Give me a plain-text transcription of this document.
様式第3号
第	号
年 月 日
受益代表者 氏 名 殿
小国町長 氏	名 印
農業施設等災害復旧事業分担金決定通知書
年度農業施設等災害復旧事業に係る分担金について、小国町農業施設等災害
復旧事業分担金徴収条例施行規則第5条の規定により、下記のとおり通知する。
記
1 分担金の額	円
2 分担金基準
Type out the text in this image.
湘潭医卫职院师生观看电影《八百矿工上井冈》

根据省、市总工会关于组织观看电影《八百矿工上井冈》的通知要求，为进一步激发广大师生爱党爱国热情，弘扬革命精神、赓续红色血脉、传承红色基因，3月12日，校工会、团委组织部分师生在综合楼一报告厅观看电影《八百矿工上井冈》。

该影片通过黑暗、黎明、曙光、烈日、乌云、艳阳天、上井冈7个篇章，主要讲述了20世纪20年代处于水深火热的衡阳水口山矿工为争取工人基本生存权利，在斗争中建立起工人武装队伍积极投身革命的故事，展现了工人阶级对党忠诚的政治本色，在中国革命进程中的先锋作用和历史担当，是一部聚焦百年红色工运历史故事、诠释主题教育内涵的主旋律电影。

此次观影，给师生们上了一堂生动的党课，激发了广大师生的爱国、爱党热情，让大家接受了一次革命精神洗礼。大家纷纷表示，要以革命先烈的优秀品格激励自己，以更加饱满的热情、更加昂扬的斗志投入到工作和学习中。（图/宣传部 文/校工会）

◆ Aim: Beginning at the line that holds "Type out the text in this image.", write out word for word each line through the end of the records.

◆ Full answer:
Type out the text in this image.
湘潭医卫职院师生观看电影《八百矿工上井冈》

根据省、市总工会关于组织观看电影《八百矿工上井冈》的通知要求，为进一步激发广大师生爱党爱国热情，弘扬革命精神、赓续红色血脉、传承红色基因，3月12日，校工会、团委组织部分师生在综合楼一报告厅观看电影《八百矿工上井冈》。

该影片通过黑暗、黎明、曙光、烈日、乌云、艳阳天、上井冈7个篇章，主要讲述了20世纪20年代处于水深火热的衡阳水口山矿工为争取工人基本生存权利，在斗争中建立起工人武装队伍积极投身革命的故事，展现了工人阶级对党忠诚的政治本色，在中国革命进程中的先锋作用和历史担当，是一部聚焦百年红色工运历史故事、诠释主题教育内涵的主旋律电影。

此次观影，给师生们上了一堂生动的党课，激发了广大师生的爱国、爱党热情，让大家接受了一次革命精神洗礼。大家纷纷表示，要以革命先烈的优秀品格激励自己，以更加饱满的热情、更加昂扬的斗志投入到工作和学习中。（图/宣传部 文/校工会）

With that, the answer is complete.